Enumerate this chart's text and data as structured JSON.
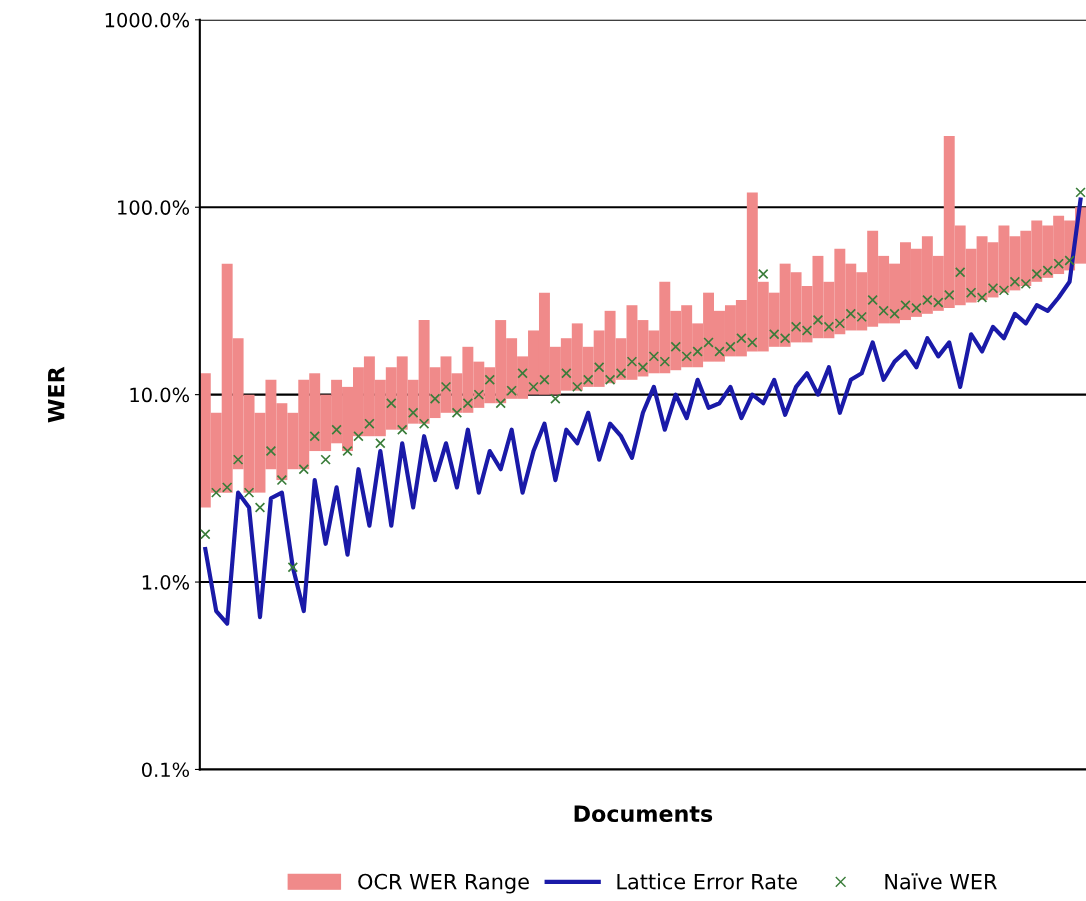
{
  "chart_data": {
    "type": "bar",
    "xlabel": "Documents",
    "ylabel": "WER",
    "categories": [
      null,
      null,
      null,
      null,
      null,
      null,
      null,
      null,
      null,
      null,
      null,
      null,
      null,
      null,
      null,
      null,
      null,
      null,
      null,
      null,
      null,
      null,
      null,
      null,
      null,
      null,
      null,
      null,
      null,
      null,
      null,
      null,
      null,
      null,
      null,
      null,
      null,
      null,
      null,
      null,
      null,
      null,
      null,
      null,
      null,
      null,
      null,
      null,
      null,
      null,
      null,
      null,
      null,
      null,
      null,
      null,
      null,
      null,
      null,
      null,
      null,
      null,
      null,
      null,
      null,
      null,
      null,
      null,
      null,
      null,
      null,
      null,
      null,
      null,
      null,
      null,
      null,
      null,
      null,
      null,
      null
    ],
    "series": [
      {
        "name": "OCR WER Range",
        "color": "#f08a8a",
        "base": [
          2.5,
          3.0,
          3.0,
          4.0,
          3.0,
          3.0,
          4.0,
          3.5,
          4.0,
          4.0,
          5,
          5,
          5.5,
          5,
          6,
          6,
          6,
          6.5,
          6.5,
          7,
          7,
          7.5,
          8,
          8,
          8,
          8.5,
          9,
          9,
          9.5,
          9.5,
          10,
          10,
          10,
          10.5,
          10.5,
          11,
          11,
          11.5,
          12,
          12,
          12.5,
          13,
          13,
          13.5,
          14,
          14,
          15,
          15,
          16,
          16,
          17,
          17,
          18,
          18,
          19,
          19,
          20,
          20,
          21,
          22,
          22,
          23,
          24,
          24,
          25,
          26,
          27,
          28,
          29,
          30,
          31,
          32,
          33,
          35,
          36,
          38,
          40,
          42,
          44,
          46,
          50
        ],
        "values": [
          10.5,
          5,
          47,
          16,
          7,
          5,
          8,
          5.5,
          4,
          8,
          8,
          5,
          6.5,
          6,
          8,
          10,
          6,
          7.5,
          9.5,
          5,
          18,
          6.5,
          8,
          5,
          10,
          6.5,
          5,
          16,
          10.5,
          6.5,
          12,
          25,
          8,
          9.5,
          13.5,
          7,
          11,
          16.5,
          8,
          18,
          12.5,
          9,
          27,
          14.5,
          16,
          10,
          20,
          13,
          14,
          16,
          103,
          23,
          17,
          32,
          26,
          19,
          35,
          20,
          39,
          28,
          23,
          52,
          31,
          26,
          40,
          34,
          43,
          27,
          211,
          50,
          29,
          38,
          32,
          45,
          34,
          37,
          45,
          38,
          46,
          39,
          50
        ]
      },
      {
        "name": "Lattice Error Rate",
        "type": "line",
        "color": "#1a1aa8",
        "marker": "none",
        "line_style": "solid",
        "values": [
          1.5,
          0.7,
          0.6,
          3.0,
          2.5,
          0.65,
          2.8,
          3.0,
          1.2,
          0.7,
          3.5,
          1.6,
          3.2,
          1.4,
          4.0,
          2.0,
          5.0,
          2.0,
          5.5,
          2.5,
          6.0,
          3.5,
          5.5,
          3.2,
          6.5,
          3.0,
          5.0,
          4.0,
          6.5,
          3.0,
          5.0,
          7.0,
          3.5,
          6.5,
          5.5,
          8.0,
          4.5,
          7.0,
          6.0,
          4.6,
          8.0,
          11,
          6.5,
          10,
          7.5,
          12,
          8.5,
          9.0,
          11,
          7.5,
          10,
          9.0,
          12,
          7.8,
          11,
          13,
          10,
          14,
          8.0,
          12,
          13,
          19,
          12,
          15,
          17,
          14,
          20,
          16,
          19,
          11,
          21,
          17,
          23,
          20,
          27,
          24,
          30,
          28,
          33,
          40,
          110
        ]
      },
      {
        "name": "Naïve WER",
        "type": "scatter",
        "color": "#3a7d3a",
        "marker": "cross",
        "values": [
          1.8,
          3.0,
          3.2,
          4.5,
          3.0,
          2.5,
          5.0,
          3.5,
          1.2,
          4.0,
          6.0,
          4.5,
          6.5,
          5.0,
          6.0,
          7.0,
          5.5,
          9.0,
          6.5,
          8.0,
          7.0,
          9.5,
          11,
          8.0,
          9.0,
          10,
          12,
          9.0,
          10.5,
          13,
          11,
          12,
          9.5,
          13,
          11,
          12,
          14,
          12,
          13,
          15,
          14,
          16,
          15,
          18,
          16,
          17,
          19,
          17,
          18,
          20,
          19,
          44,
          21,
          20,
          23,
          22,
          25,
          23,
          24,
          27,
          26,
          32,
          28,
          27,
          30,
          29,
          32,
          31,
          34,
          45,
          35,
          33,
          37,
          36,
          40,
          39,
          44,
          46,
          50,
          52,
          120
        ]
      }
    ],
    "log": "y",
    "ylim": [
      0.1,
      1000
    ],
    "yticks": [
      {
        "value": 0.1,
        "label": "0.1%"
      },
      {
        "value": 1,
        "label": "1.0%"
      },
      {
        "value": 10,
        "label": "10.0%"
      },
      {
        "value": 100,
        "label": "100.0%"
      },
      {
        "value": 1000,
        "label": "1000.0%"
      }
    ],
    "grid": "y",
    "legend": "bottom"
  }
}
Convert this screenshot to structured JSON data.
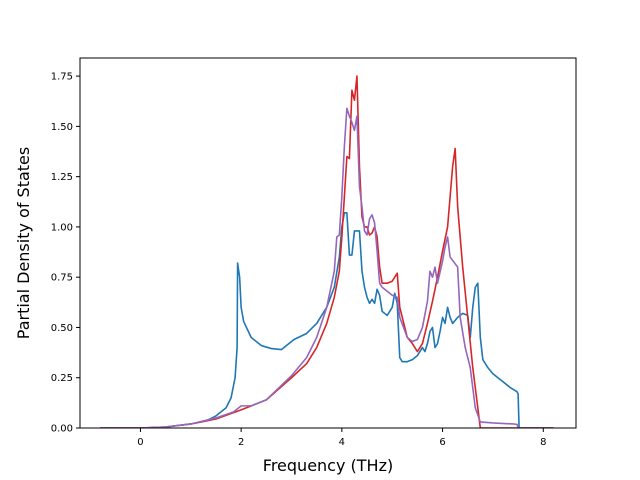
{
  "chart_data": {
    "type": "line",
    "title": "",
    "xlabel": "Frequency (THz)",
    "ylabel": "Partial Density of States",
    "xlim": [
      -1.2,
      8.65
    ],
    "ylim": [
      0,
      1.84
    ],
    "xticks": [
      0,
      2,
      4,
      6,
      8
    ],
    "yticks": [
      0.0,
      0.25,
      0.5,
      0.75,
      1.0,
      1.25,
      1.5,
      1.75
    ],
    "xtick_labels": [
      "0",
      "2",
      "4",
      "6",
      "8"
    ],
    "ytick_labels": [
      "0.00",
      "0.25",
      "0.50",
      "0.75",
      "1.00",
      "1.25",
      "1.50",
      "1.75"
    ],
    "grid": false,
    "legend": "none",
    "series": [
      {
        "color": "#1f77b4",
        "points": [
          [
            -0.8,
            0
          ],
          [
            0,
            0
          ],
          [
            0.5,
            0.005
          ],
          [
            1.0,
            0.02
          ],
          [
            1.3,
            0.035
          ],
          [
            1.5,
            0.06
          ],
          [
            1.7,
            0.1
          ],
          [
            1.8,
            0.15
          ],
          [
            1.88,
            0.25
          ],
          [
            1.92,
            0.4
          ],
          [
            1.93,
            0.82
          ],
          [
            1.97,
            0.75
          ],
          [
            2.0,
            0.6
          ],
          [
            2.05,
            0.53
          ],
          [
            2.2,
            0.45
          ],
          [
            2.4,
            0.41
          ],
          [
            2.6,
            0.395
          ],
          [
            2.8,
            0.39
          ],
          [
            2.95,
            0.42
          ],
          [
            3.05,
            0.44
          ],
          [
            3.3,
            0.47
          ],
          [
            3.5,
            0.52
          ],
          [
            3.7,
            0.6
          ],
          [
            3.85,
            0.7
          ],
          [
            3.95,
            0.85
          ],
          [
            4.0,
            1.0
          ],
          [
            4.05,
            1.07
          ],
          [
            4.1,
            1.07
          ],
          [
            4.15,
            0.86
          ],
          [
            4.2,
            0.86
          ],
          [
            4.25,
            0.98
          ],
          [
            4.35,
            0.98
          ],
          [
            4.4,
            0.78
          ],
          [
            4.45,
            0.7
          ],
          [
            4.5,
            0.65
          ],
          [
            4.55,
            0.62
          ],
          [
            4.6,
            0.64
          ],
          [
            4.65,
            0.62
          ],
          [
            4.7,
            0.69
          ],
          [
            4.75,
            0.66
          ],
          [
            4.8,
            0.58
          ],
          [
            4.9,
            0.56
          ],
          [
            5.0,
            0.6
          ],
          [
            5.05,
            0.67
          ],
          [
            5.1,
            0.62
          ],
          [
            5.15,
            0.35
          ],
          [
            5.2,
            0.33
          ],
          [
            5.3,
            0.33
          ],
          [
            5.4,
            0.34
          ],
          [
            5.5,
            0.36
          ],
          [
            5.6,
            0.4
          ],
          [
            5.65,
            0.38
          ],
          [
            5.7,
            0.42
          ],
          [
            5.75,
            0.48
          ],
          [
            5.8,
            0.5
          ],
          [
            5.85,
            0.4
          ],
          [
            5.9,
            0.42
          ],
          [
            5.95,
            0.48
          ],
          [
            6.0,
            0.55
          ],
          [
            6.05,
            0.52
          ],
          [
            6.1,
            0.6
          ],
          [
            6.15,
            0.55
          ],
          [
            6.2,
            0.52
          ],
          [
            6.3,
            0.55
          ],
          [
            6.4,
            0.57
          ],
          [
            6.5,
            0.56
          ],
          [
            6.55,
            0.45
          ],
          [
            6.6,
            0.6
          ],
          [
            6.65,
            0.7
          ],
          [
            6.7,
            0.72
          ],
          [
            6.75,
            0.45
          ],
          [
            6.8,
            0.34
          ],
          [
            6.9,
            0.3
          ],
          [
            7.0,
            0.27
          ],
          [
            7.2,
            0.23
          ],
          [
            7.35,
            0.2
          ],
          [
            7.45,
            0.185
          ],
          [
            7.48,
            0.18
          ],
          [
            7.5,
            0.17
          ],
          [
            7.52,
            0.0
          ],
          [
            8.2,
            0.0
          ]
        ]
      },
      {
        "color": "#d62728",
        "points": [
          [
            -0.8,
            0
          ],
          [
            0,
            0
          ],
          [
            0.5,
            0.005
          ],
          [
            1.0,
            0.02
          ],
          [
            1.5,
            0.045
          ],
          [
            2.0,
            0.09
          ],
          [
            2.5,
            0.14
          ],
          [
            3.0,
            0.25
          ],
          [
            3.3,
            0.32
          ],
          [
            3.5,
            0.4
          ],
          [
            3.7,
            0.52
          ],
          [
            3.85,
            0.65
          ],
          [
            3.95,
            0.78
          ],
          [
            4.0,
            0.95
          ],
          [
            4.05,
            1.15
          ],
          [
            4.1,
            1.35
          ],
          [
            4.15,
            1.34
          ],
          [
            4.2,
            1.68
          ],
          [
            4.25,
            1.63
          ],
          [
            4.3,
            1.75
          ],
          [
            4.35,
            1.3
          ],
          [
            4.4,
            1.05
          ],
          [
            4.45,
            1.0
          ],
          [
            4.5,
            1.0
          ],
          [
            4.55,
            0.96
          ],
          [
            4.6,
            0.97
          ],
          [
            4.65,
            1.0
          ],
          [
            4.7,
            0.95
          ],
          [
            4.75,
            0.8
          ],
          [
            4.8,
            0.72
          ],
          [
            4.9,
            0.72
          ],
          [
            5.0,
            0.73
          ],
          [
            5.1,
            0.77
          ],
          [
            5.15,
            0.6
          ],
          [
            5.3,
            0.45
          ],
          [
            5.4,
            0.42
          ],
          [
            5.5,
            0.38
          ],
          [
            5.6,
            0.42
          ],
          [
            5.7,
            0.52
          ],
          [
            5.8,
            0.63
          ],
          [
            5.9,
            0.75
          ],
          [
            6.0,
            0.88
          ],
          [
            6.1,
            1.0
          ],
          [
            6.15,
            1.15
          ],
          [
            6.2,
            1.3
          ],
          [
            6.25,
            1.39
          ],
          [
            6.3,
            1.1
          ],
          [
            6.4,
            0.8
          ],
          [
            6.5,
            0.55
          ],
          [
            6.6,
            0.3
          ],
          [
            6.7,
            0.1
          ],
          [
            6.75,
            0.0
          ],
          [
            8.2,
            0.0
          ]
        ]
      },
      {
        "color": "#9467bd",
        "points": [
          [
            -0.8,
            0
          ],
          [
            0,
            0
          ],
          [
            0.5,
            0.005
          ],
          [
            1.0,
            0.02
          ],
          [
            1.5,
            0.05
          ],
          [
            1.85,
            0.08
          ],
          [
            1.95,
            0.1
          ],
          [
            2.0,
            0.11
          ],
          [
            2.2,
            0.11
          ],
          [
            2.5,
            0.14
          ],
          [
            3.0,
            0.26
          ],
          [
            3.3,
            0.35
          ],
          [
            3.5,
            0.45
          ],
          [
            3.7,
            0.6
          ],
          [
            3.85,
            0.78
          ],
          [
            3.9,
            0.95
          ],
          [
            3.95,
            0.96
          ],
          [
            4.0,
            1.15
          ],
          [
            4.05,
            1.4
          ],
          [
            4.1,
            1.59
          ],
          [
            4.15,
            1.55
          ],
          [
            4.2,
            1.52
          ],
          [
            4.25,
            1.48
          ],
          [
            4.3,
            1.55
          ],
          [
            4.35,
            1.2
          ],
          [
            4.4,
            1.1
          ],
          [
            4.45,
            0.98
          ],
          [
            4.5,
            0.96
          ],
          [
            4.55,
            1.04
          ],
          [
            4.6,
            1.06
          ],
          [
            4.65,
            1.02
          ],
          [
            4.7,
            0.88
          ],
          [
            4.75,
            0.72
          ],
          [
            4.8,
            0.7
          ],
          [
            4.9,
            0.68
          ],
          [
            5.0,
            0.66
          ],
          [
            5.1,
            0.65
          ],
          [
            5.15,
            0.55
          ],
          [
            5.3,
            0.45
          ],
          [
            5.4,
            0.43
          ],
          [
            5.5,
            0.44
          ],
          [
            5.6,
            0.5
          ],
          [
            5.7,
            0.63
          ],
          [
            5.75,
            0.78
          ],
          [
            5.8,
            0.75
          ],
          [
            5.85,
            0.8
          ],
          [
            5.9,
            0.72
          ],
          [
            6.0,
            0.83
          ],
          [
            6.05,
            0.9
          ],
          [
            6.1,
            0.95
          ],
          [
            6.15,
            0.85
          ],
          [
            6.3,
            0.8
          ],
          [
            6.35,
            0.55
          ],
          [
            6.45,
            0.4
          ],
          [
            6.55,
            0.3
          ],
          [
            6.65,
            0.1
          ],
          [
            6.75,
            0.03
          ],
          [
            7.0,
            0.025
          ],
          [
            7.4,
            0.02
          ],
          [
            7.48,
            0.018
          ],
          [
            7.5,
            0.0
          ],
          [
            8.2,
            0.0
          ]
        ]
      }
    ]
  }
}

• [GOAL]:
Tally the lines of the data that hold the string "color". Answer with the number and nothing more.

• [WRITTEN ANSWER]:
6